Our Lady’s University

Relocating temporarily from Washington, D.C., to Florida from January 10 to February 20 was a kind providence. True, Florida had its coldest weather in 50 years, but don’t cry for me, northern America. Down there, “cold” means about 45 degrees Fahrenheit early in the morning, rarely below that. Some afternoons it hit 70 degrees. Meanwhile, Washington had some three feet of snow. My visiting nephew had to have the flat part of Karen’s studio roof shoveled after each of the two storms, lest the weight of the snow and backed-up ice do serious damage. But the great joy for me was not the weather. It was teaching a mini-course on “Religion and the U.S. Founding” at Ave Maria University. It reminded me that my true vocation, next to writing, is teaching young people. I loved all ten of the “kids” in my seminar. We covered much ground in a short amount of time (and they got it), and we had good talks including a weekly lunch. They took down clear outlines of key points, and had a lot of laughs at my stumbling efforts to recover old skills at teaching. (I meander more than I used to.) Each student wrote two papers — for extra credit, some wrote a third — and they were all really quite good.

______

Carry on the "Our Lady's University" passage about teaching a seminar in Florida, starting right after its last sentence. The data placed after this passage plays no part in what is asked.

DATA SEGMENT:
______

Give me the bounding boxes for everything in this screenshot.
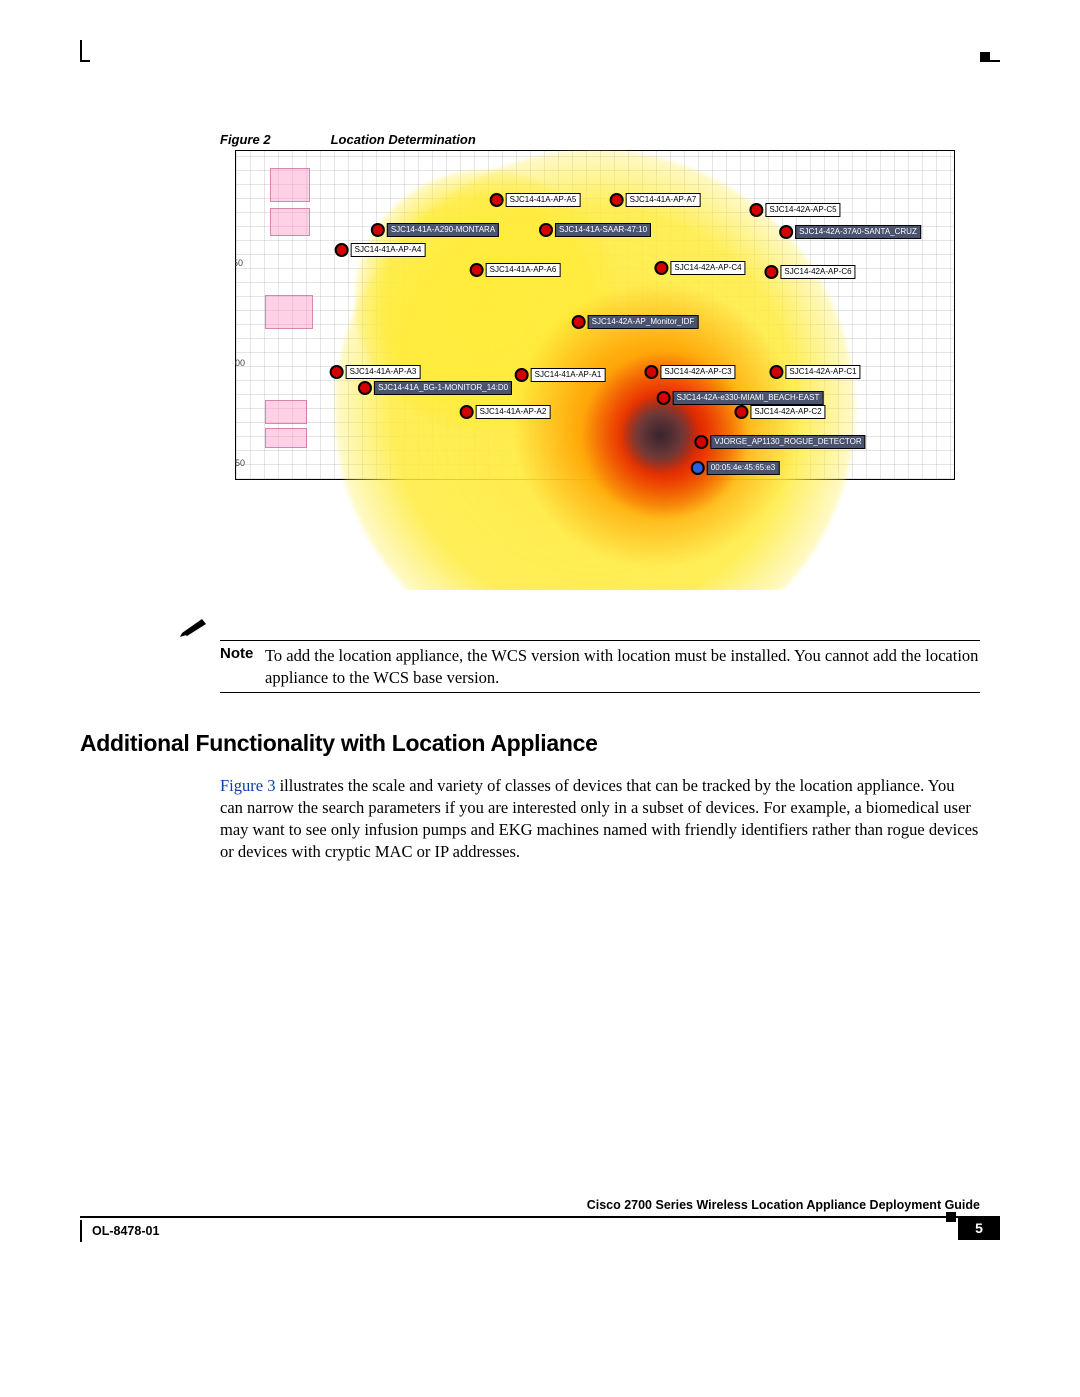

______

RESULT OF THIS EXERCISE:
Nearly all the students were sophomores or juniors. They hailed from everywhere from the Philippines to Honduras; from Goa, India, to Toronto, Canada; as well as from Texas and California to Bethesda, Md. One was a very impressive Marine, another an aspiring (and already experienced) political leader in Canada. There are about 850 others like them on campus at Ave Maria University this year. Incoming classes now number 300 or more — 500 soon, we hope.

I have never lived in a more Catholic culture than Ave Maria’s — well, maybe once before, in St. Pius X Seminary during my college years at Stonehill College. From my room on the Piazza to the Oratory, embraced by the Piazza like a horseshoe, the distance was about 75 yards, and to the Adoration Chapel on the side of the Canizaro Library, 100 yards. All day and all night, students and staff are found in the latter according to formal voluntary shifts, and as the Spirit moves a steady trickle all day. On Sundays, some 97 percent of the whole town goes to Mass, and on weekdays about 65 percent of the students.

What most impressed me, though, was what Dostoevsky called the “humble charity” of those one meets — the good manners, the willingness to help and even to seek occasions to help. One of the storeowners came out on the sidewalk to ask if she could bring me food or other things from Publix on her trip later that afternoon; two days later, she stopped at Walgreens in nearby Naples for a prescription I needed.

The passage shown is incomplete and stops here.